### PROBLEM TO WORK ON
Identify and reproduce every line holding the string "Ｐｒｉｎｃｅ".

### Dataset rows
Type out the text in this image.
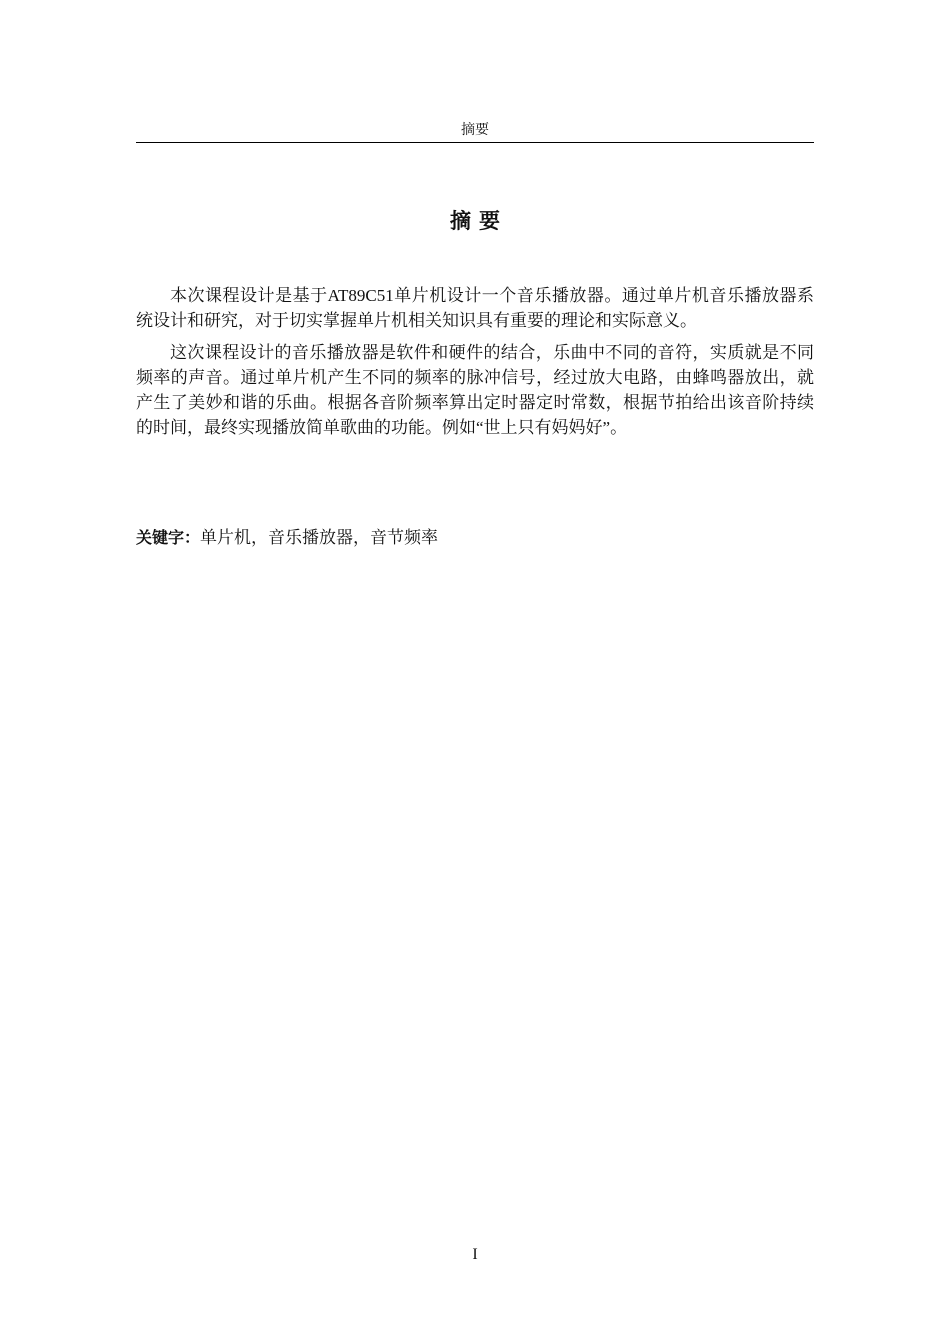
摘要
摘要

本次课程设计是基于AT89C51单片机设计一个音乐播放器。通过单片机音乐播放器系统设计和研究，对于切实掌握单片机相关知识具有重要的理论和实际意义。

这次课程设计的音乐播放器是软件和硬件的结合，乐曲中不同的音符，实质就是不同频率的声音。通过单片机产生不同的频率的脉冲信号，经过放大电路，由蜂鸣器放出，就产生了美妙和谐的乐曲。根据各音阶频率算出定时器定时常数，根据节拍给出该音阶持续的时间，最终实现播放简单歌曲的功能。例如“世上只有妈妈好”。

关键字：单片机，音乐播放器，音节频率
I
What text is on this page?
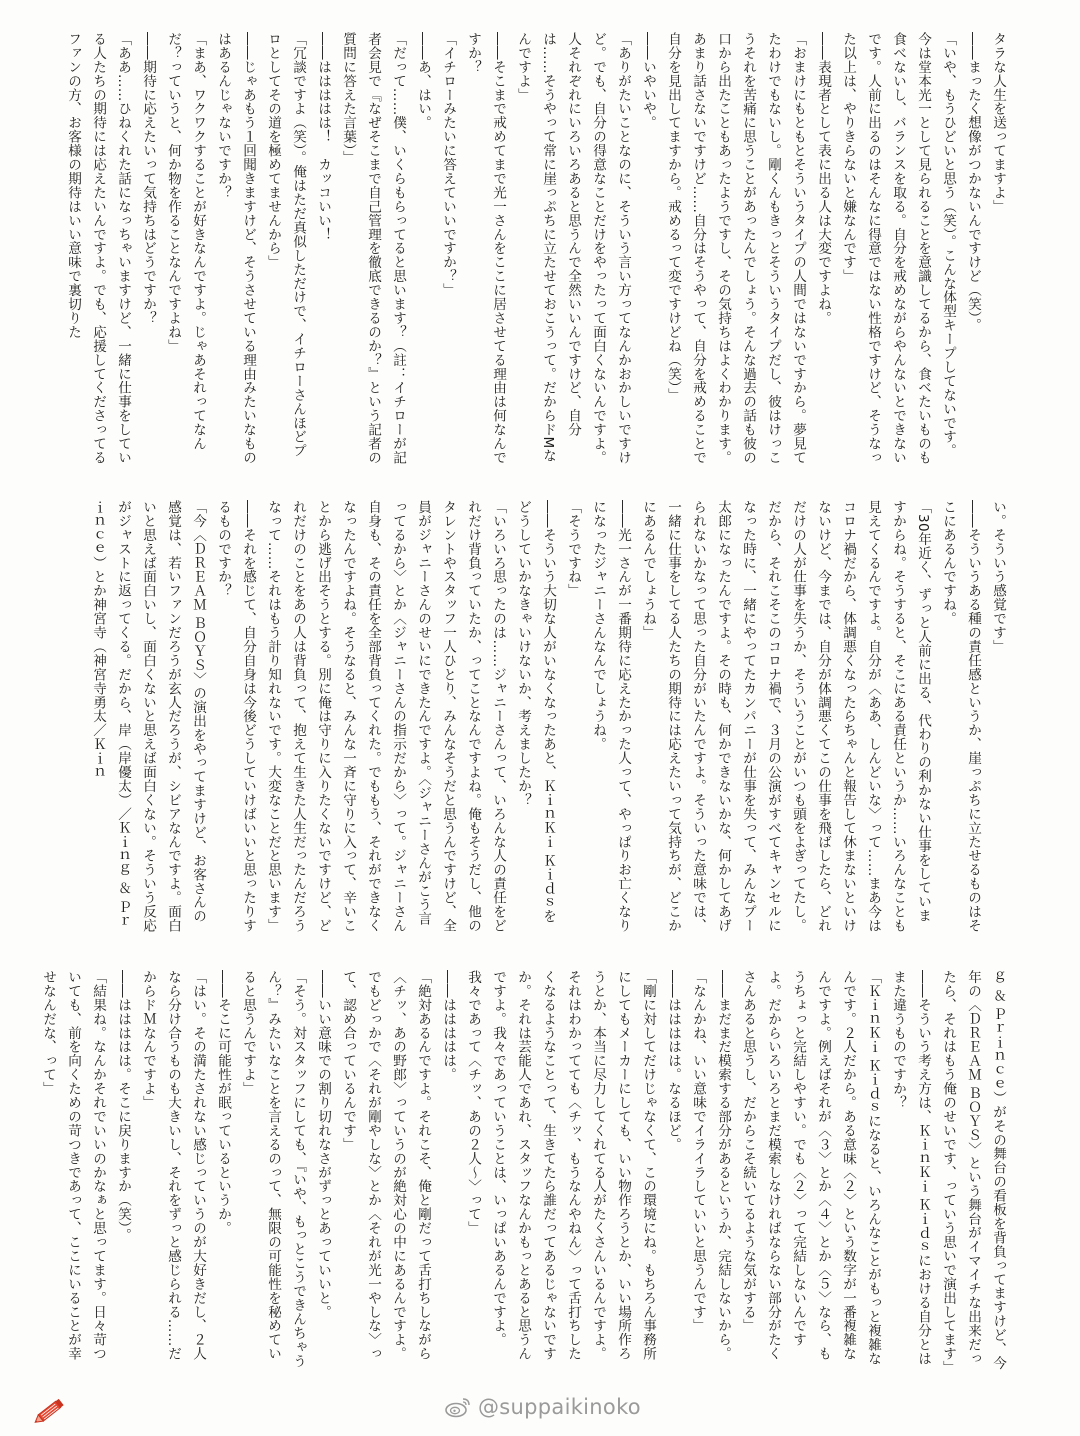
タラな人生を送ってますよ」

――まったく想像がつかないんですけど（笑）。

「いや、もうひどいと思う（笑）。こんな体型キープしてないです。今は堂本光一として見られることを意識してるから、食べたいものも食べないし、バランスを取る。自分を戒めながらやんないとできないです。人前に出るのはそんなに得意ではない性格ですけど、そうなった以上は、やりきらないと嫌なんです」

――表現者として表に出る人は大変ですよね。

「おまけにもともとそういうタイプの人間ではないですから。夢見てたわけでもないし。剛くんもきっとそういうタイプだし、彼はけっこうそれを苦痛に思うことがあったんでしょう。そんな過去の話も彼の口から出たこともあったようですし、その気持ちはよくわかります。あまり話さないですけど……自分はそうやって、自分を戒めることで自分を見出してますから。戒めるって変ですけどね（笑）」

――いやいや。

「ありがたいことなのに、そういう言い方ってなんかおかしいですけど。でも、自分の得意なことだけをやったって面白くないんですよ。人それぞれにいろいろあると思うんで全然いいんですけど、自分は……そうやって常に崖っぷちに立たせておこうって。だからドMなんですよ」

――そこまで戒めてまで光一さんをここに居させてる理由は何なんですか？

「イチローみたいに答えていいですか？」

――あ、はい。

「だって……僕、いくらもらってると思います？（註：イチローが記者会見で『なぜそこまで自己管理を徹底できるのか？』という記者の質問に答えた言葉）」

――ははははは！　カッコいい！

「冗談ですよ（笑）。俺はただ真似しただけで、イチローさんほどプロとしてその道を極めてませんから」

――じゃあもう１回聞きますけど、そうさせている理由みたいなものはあるんじゃないですか？

「まあ、ワクワクすることが好きなんですよ。じゃあそれってなんだ？っていうと、何か物を作ることなんですよね」

――期待に応えたいって気持ちはどうですか？

「ああ……ひねくれた話になっちゃいますけど、一緒に仕事をしている人たちの期待には応えたいんですよ。でも、応援してくださってるファンの方、お客様の期待はいい意味で裏切りた

い。そういう感覚です」

――そういうある種の責任感というか、崖っぷちに立たせるものはそこにあるんですね。

「30年近く、ずっと人前に出る、代わりの利かない仕事をしていますからね。そうすると、そこにある責任というか……いろんなことも見えてくるんですよ。自分が〈ああ、しんどいな〉って……まあ今はコロナ禍だから、体調悪くなったらちゃんと報告して休まないといけないけど、今までは、自分が体調悪くてこの仕事を飛ばしたら、どれだけの人が仕事を失うか、そういうことがいつも頭をよぎってたし。だから、それこそこのコロナ禍で、３月の公演がすべてキャンセルになった時に、一緒にやってたカンパニーが仕事を失って、みんなプー太郎になったんですよ。その時も、何かできないかな、何かしてあげられないかなって思った自分がいたんですよ。そういった意味では、一緒に仕事をしてる人たちの期待には応えたいって気持ちが、どこかにあるんでしょうね」

――光一さんが一番期待に応えたかった人って、やっぱりお亡くなりになったジャニーさんなんでしょうね。

「そうですね」

――そういう大切な人がいなくなったあと、ＫｉｎＫｉ Ｋｉｄｓをどうしていかなきゃいけないか、考えましたか？

「いろいろ思ったのは……ジャニーさんって、いろんな人の責任をどれだけ背負っていたか、ってことなんですよね。俺もそうだし、他のタレントやスタッフ一人ひとり、みんなそうだと思うんですけど、全員がジャニーさんのせいにできたんですよ。〈ジャニーさんがこう言ってるから〉とか〈ジャニーさんの指示だから〉って。ジャニーさん自身も、その責任を全部背負ってくれた。でももう、それができなくなったんですよね。そうなると、みんな一斉に守りに入って、辛いことから逃げ出そうとする。別に俺は守りに入りたくないですけど、どれだけのことをあの人は背負って、抱えて生きた人生だったんだろうなって……それはもう計り知れないです。大変なことだと思います」

――それを感じて、自分自身は今後どうしていけばいいと思ったりするものですか？

「今〈ＤＲＥＡＭ ＢＯＹＳ〉の演出をやってますけど、お客さんの感覚は、若いファンだろうが玄人だろうが、シビアなんですよ。面白いと思えば面白いし、面白くないと思えば面白くない。そういう反応がジャストに返ってくる。だから、岸（岸優太）／Ｋｉｎｇ ＆ Ｐｒｉｎｃｅ）とか神宮寺（神宮寺勇太／Ｋｉｎ

ｇ ＆ Ｐｒｉｎｃｅ）がその舞台の看板を背負ってますけど、今年の〈ＤＲＥＡＭ ＢＯＹＳ〉という舞台がイマイチな出来だったら、それはもう俺のせいです、っていう思いで演出してます」

――そういう考え方は、ＫｉｎＫｉ Ｋｉｄｓにおける自分とはまた違うものですか？

「ＫｉｎＫｉ Ｋｉｄｓになると、いろんなことがもっと複雑なんです。２人だから。ある意味〈２〉という数字が一番複雑なんですよ。例えばそれが〈３〉とか〈４〉とか〈５〉なら、もうちょっと完結しやすい。でも〈２〉って完結しないんですよ。だからいろいろとまだ模索しなければならない部分がたくさんあると思うし、だからこそ続いてるような気がする」

――まだまだ模索する部分があるというか、完結しないから。

「なんかね、いい意味でイライラしていいと思うんです」

――ははははは。なるほど。

「剛に対してだけじゃなくて、この環境にね。もちろん事務所にしてもメーカーにしても、いい物作ろうとか、いい場所作ろうとか、本当に尽力してくれてる人がたくさんいるんですよ。それはわかってても〈チッ、もうなんやねん〉って舌打ちしたくなるようなことって、生きてたら誰だってあるじゃないですか。それは芸能人であれ、スタッフなんかもっとあると思うんですよ。我々であっていうことは、いっぱいあるんですよ。我々であって〈チッ、あの２人〜〉って」

――ははははは。

「絶対あるんですよ。それこそ、俺と剛だって舌打ちしながら〈チッ、あの野郎〉っていうのが絶対心の中にあるんですよ。でもどっかで〈それが剛やしな〉とか〈それが光一やしな〉って、認め合っているんです」

――いい意味での割り切れなさがずっとあっていいと。

「そう。対スタッフにしても、『いや、もっとこうできんちゃうん？』みたいなことを言えるのって、無限の可能性を秘めていると思うんですよ」

――そこに可能性が眠っているというか。

「はい。その満たされない感じっていうのが大好きだし、２人なら分け合うものも大きいし、それをずっと感じられる……だからドＭなんですよ」

――ははははは。そこに戻りますか（笑）。

「結果ね。なんかそれでいいのかなぁと思ってます。日々苛ついても、前を向くための苛つきであって、ここにいることが幸せなんだな、って」

@suppaikinoko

### OUTPUT OF THE TASK
「今〈ＤＲＥＡＭ ＢＯＹＳ〉の演出をやってますけど、お客さんの感覚は、若いファンだろうが玄人だろうが、シビアなんですよ。面白いと思えば面白いし、面白くないと思えば面白くない。そういう反応がジャストに返ってくる。だから、岸（岸優太）／Ｋｉｎｇ ＆ Ｐｒｉｎｃｅ）とか神宮寺（神宮寺勇太／Ｋｉｎ
ｇ ＆ Ｐｒｉｎｃｅ）がその舞台の看板を背負ってますけど、今年の〈ＤＲＥＡＭ ＢＯＹＳ〉という舞台がイマイチな出来だったら、それはもう俺のせいです、っていう思いで演出してます」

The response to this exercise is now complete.